Work out how many lines of the material below mention the word "ffffff"; reply with the number only.

### EXERCISE MATERIALS ###

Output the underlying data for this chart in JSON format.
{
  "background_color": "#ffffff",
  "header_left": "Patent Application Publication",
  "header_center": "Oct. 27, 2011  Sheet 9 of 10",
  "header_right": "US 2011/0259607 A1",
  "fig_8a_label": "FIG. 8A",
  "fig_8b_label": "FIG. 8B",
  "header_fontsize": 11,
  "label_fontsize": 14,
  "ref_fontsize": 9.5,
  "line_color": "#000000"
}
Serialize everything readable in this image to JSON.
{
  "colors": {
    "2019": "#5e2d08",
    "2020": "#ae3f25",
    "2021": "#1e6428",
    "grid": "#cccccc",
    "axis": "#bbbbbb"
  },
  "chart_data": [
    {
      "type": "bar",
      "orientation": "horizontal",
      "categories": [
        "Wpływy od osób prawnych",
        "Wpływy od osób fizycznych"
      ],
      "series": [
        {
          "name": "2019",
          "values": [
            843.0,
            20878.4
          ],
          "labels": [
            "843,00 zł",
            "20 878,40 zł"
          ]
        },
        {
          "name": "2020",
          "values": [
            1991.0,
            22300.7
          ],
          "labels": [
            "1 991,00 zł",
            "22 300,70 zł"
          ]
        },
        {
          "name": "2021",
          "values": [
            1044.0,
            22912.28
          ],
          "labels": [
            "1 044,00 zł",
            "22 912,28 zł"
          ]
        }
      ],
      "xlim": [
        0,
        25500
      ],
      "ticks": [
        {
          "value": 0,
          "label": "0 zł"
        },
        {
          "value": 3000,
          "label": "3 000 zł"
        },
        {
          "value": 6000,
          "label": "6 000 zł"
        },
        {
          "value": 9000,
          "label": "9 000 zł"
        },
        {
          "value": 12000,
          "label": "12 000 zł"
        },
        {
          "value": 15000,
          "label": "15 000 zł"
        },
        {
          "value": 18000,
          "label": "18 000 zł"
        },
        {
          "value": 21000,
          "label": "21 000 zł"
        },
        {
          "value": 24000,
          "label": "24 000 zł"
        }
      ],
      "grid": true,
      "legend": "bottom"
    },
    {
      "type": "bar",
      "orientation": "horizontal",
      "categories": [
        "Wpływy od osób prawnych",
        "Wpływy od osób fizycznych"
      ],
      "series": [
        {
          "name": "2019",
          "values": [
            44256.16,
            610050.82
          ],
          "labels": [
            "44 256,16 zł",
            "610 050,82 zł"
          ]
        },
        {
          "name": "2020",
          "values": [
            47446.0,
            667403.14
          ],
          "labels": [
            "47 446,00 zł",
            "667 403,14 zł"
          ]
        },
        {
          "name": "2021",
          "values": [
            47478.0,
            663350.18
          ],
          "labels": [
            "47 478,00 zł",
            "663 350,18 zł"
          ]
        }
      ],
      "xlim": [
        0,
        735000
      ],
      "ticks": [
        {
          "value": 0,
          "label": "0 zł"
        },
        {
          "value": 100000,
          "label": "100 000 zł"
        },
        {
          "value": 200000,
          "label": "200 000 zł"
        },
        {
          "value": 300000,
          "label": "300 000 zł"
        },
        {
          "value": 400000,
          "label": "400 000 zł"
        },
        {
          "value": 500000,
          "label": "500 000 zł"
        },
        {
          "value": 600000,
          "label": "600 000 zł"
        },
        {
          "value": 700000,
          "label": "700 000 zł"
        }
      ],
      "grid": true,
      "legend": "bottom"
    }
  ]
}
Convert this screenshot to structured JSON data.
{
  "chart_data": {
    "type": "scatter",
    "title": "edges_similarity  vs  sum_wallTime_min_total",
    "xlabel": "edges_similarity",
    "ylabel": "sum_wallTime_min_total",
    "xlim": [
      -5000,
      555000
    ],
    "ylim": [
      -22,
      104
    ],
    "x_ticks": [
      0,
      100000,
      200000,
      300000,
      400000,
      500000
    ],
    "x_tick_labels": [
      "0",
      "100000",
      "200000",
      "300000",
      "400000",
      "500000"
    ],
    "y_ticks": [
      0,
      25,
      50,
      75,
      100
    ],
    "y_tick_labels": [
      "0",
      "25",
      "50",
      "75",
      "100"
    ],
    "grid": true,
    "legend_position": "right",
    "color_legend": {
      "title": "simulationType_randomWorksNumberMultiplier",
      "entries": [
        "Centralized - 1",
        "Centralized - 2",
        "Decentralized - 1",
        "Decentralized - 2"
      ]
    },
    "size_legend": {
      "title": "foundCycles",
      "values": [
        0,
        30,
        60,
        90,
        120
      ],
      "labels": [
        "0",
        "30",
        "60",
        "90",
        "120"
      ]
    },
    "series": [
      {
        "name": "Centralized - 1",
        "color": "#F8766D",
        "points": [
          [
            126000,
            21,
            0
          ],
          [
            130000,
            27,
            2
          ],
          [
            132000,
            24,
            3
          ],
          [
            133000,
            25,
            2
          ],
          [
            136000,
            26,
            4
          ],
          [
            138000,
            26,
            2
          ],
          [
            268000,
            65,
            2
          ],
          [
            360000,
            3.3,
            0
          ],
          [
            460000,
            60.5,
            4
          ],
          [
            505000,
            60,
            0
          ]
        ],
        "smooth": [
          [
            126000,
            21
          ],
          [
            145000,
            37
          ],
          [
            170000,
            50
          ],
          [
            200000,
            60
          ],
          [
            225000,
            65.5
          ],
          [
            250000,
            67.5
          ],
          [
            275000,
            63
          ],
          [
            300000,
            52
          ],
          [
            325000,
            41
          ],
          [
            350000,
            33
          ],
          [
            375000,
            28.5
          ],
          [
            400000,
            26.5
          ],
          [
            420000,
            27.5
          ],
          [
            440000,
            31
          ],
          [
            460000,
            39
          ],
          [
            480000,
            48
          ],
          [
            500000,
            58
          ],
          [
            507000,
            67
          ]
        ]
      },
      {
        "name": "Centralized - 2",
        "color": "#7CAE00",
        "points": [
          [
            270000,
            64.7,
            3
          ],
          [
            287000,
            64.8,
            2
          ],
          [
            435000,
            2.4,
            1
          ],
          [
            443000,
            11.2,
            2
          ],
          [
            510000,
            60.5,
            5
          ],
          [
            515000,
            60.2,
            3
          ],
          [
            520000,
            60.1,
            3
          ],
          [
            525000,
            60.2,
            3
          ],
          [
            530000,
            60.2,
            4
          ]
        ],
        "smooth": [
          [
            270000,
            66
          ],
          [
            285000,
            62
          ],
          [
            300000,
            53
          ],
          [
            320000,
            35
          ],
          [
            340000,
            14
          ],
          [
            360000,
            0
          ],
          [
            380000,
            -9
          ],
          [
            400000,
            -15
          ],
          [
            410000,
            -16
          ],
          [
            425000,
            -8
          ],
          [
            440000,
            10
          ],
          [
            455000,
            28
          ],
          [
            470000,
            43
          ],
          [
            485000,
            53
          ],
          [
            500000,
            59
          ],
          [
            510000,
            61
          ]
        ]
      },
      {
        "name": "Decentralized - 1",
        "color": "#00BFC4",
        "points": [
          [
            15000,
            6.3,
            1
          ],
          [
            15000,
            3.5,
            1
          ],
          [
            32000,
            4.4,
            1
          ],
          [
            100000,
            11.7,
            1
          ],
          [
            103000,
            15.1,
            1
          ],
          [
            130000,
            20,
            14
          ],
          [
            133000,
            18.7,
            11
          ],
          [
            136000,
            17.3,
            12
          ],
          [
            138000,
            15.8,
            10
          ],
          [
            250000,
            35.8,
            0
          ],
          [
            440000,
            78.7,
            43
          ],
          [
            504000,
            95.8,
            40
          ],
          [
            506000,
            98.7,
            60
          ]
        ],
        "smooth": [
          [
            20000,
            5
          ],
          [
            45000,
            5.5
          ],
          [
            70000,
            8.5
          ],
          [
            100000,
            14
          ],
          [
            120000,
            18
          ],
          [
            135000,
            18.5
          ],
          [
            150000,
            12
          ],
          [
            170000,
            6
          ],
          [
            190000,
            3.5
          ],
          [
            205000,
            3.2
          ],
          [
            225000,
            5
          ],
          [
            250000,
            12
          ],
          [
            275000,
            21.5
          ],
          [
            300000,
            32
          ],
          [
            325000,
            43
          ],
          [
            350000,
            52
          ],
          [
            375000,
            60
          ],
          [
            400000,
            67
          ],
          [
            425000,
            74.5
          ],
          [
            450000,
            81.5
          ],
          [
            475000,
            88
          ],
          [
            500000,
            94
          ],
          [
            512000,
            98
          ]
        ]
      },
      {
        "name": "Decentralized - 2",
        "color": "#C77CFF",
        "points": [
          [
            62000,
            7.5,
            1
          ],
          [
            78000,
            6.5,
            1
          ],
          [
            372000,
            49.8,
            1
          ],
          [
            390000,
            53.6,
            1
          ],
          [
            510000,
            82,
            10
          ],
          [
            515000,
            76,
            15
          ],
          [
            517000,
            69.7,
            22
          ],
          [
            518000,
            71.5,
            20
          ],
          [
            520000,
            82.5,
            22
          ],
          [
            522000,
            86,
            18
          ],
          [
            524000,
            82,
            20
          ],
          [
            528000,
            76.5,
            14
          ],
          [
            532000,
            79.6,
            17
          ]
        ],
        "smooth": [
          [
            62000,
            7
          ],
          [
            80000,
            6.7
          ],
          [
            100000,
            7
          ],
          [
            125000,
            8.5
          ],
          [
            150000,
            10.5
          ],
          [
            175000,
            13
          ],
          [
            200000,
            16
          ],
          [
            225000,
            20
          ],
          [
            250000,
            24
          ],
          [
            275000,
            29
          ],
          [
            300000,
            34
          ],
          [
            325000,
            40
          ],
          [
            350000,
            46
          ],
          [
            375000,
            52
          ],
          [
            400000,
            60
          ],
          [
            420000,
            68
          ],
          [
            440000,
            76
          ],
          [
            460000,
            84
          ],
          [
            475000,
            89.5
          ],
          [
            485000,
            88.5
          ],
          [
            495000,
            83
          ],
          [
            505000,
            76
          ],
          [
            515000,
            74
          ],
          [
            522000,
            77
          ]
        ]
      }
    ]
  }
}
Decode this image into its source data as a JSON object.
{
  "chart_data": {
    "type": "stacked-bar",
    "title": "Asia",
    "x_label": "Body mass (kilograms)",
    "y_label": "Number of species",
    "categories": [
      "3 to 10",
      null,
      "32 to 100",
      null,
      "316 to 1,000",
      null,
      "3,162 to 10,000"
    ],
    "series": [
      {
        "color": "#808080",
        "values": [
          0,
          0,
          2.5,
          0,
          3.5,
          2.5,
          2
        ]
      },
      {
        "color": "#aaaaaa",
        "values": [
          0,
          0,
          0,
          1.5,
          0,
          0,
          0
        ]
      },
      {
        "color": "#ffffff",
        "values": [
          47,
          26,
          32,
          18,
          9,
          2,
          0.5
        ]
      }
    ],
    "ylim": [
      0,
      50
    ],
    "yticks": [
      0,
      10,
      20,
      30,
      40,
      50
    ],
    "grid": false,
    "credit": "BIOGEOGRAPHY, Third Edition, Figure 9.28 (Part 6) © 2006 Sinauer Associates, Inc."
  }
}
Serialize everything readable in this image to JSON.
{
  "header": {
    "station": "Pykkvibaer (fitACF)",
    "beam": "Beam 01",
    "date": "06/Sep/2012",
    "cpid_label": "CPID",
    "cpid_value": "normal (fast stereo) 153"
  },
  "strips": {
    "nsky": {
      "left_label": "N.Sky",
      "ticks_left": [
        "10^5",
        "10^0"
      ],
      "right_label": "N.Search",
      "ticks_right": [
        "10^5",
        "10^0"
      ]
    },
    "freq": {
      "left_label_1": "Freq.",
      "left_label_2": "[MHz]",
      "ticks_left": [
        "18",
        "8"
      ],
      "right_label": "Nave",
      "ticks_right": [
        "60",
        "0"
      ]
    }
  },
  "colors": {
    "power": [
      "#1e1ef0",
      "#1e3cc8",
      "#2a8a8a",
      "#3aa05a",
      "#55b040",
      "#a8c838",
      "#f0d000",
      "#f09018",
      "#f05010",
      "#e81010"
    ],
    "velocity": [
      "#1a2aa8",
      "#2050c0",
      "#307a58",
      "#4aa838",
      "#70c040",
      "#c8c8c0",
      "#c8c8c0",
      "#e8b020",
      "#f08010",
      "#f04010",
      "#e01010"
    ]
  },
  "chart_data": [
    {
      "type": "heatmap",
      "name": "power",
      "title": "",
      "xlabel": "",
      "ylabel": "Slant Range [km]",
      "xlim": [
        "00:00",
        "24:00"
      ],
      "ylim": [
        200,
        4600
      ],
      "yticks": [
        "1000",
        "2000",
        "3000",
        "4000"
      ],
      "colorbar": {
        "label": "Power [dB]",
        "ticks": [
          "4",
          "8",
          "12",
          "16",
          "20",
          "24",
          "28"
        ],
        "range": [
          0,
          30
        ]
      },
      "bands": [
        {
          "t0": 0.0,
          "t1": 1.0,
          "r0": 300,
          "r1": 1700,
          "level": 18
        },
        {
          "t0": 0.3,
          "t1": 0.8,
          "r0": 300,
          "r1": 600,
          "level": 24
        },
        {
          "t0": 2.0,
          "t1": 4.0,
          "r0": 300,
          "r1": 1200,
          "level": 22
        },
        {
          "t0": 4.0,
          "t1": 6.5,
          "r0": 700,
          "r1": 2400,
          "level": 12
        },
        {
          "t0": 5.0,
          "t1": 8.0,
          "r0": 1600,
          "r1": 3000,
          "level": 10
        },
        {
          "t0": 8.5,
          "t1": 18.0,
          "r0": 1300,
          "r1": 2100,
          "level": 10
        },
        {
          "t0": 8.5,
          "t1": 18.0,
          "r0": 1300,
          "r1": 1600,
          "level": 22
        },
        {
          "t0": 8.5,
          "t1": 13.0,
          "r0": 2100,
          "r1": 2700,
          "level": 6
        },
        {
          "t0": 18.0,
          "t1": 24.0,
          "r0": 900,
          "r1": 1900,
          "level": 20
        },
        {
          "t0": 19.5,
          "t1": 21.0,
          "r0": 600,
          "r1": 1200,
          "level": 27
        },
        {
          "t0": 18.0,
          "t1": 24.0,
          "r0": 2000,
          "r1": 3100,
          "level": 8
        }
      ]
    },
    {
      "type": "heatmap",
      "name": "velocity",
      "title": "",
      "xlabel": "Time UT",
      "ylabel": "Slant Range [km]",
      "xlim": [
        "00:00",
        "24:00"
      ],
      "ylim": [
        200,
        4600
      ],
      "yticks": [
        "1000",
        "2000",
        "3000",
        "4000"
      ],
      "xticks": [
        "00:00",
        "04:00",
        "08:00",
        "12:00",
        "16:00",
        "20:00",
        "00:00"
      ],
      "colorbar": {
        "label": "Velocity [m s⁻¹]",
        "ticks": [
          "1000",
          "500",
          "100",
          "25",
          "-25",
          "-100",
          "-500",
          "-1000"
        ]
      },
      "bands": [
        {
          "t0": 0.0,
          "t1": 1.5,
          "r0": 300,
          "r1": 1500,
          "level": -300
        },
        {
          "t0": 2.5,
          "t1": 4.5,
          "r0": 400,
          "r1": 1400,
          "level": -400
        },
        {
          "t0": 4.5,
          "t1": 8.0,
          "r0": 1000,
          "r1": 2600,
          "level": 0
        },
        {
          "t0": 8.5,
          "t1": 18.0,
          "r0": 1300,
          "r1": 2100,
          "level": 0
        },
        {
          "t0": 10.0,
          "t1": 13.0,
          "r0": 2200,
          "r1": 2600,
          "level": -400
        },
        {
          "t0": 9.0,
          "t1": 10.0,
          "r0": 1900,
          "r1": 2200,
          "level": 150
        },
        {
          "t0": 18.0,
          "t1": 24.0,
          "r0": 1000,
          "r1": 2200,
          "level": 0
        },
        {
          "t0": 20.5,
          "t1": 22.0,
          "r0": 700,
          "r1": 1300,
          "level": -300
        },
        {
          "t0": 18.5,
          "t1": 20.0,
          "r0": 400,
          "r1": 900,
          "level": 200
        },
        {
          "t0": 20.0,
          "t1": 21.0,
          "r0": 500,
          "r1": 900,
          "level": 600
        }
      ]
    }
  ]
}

###

RESULT OF THE TASK>
2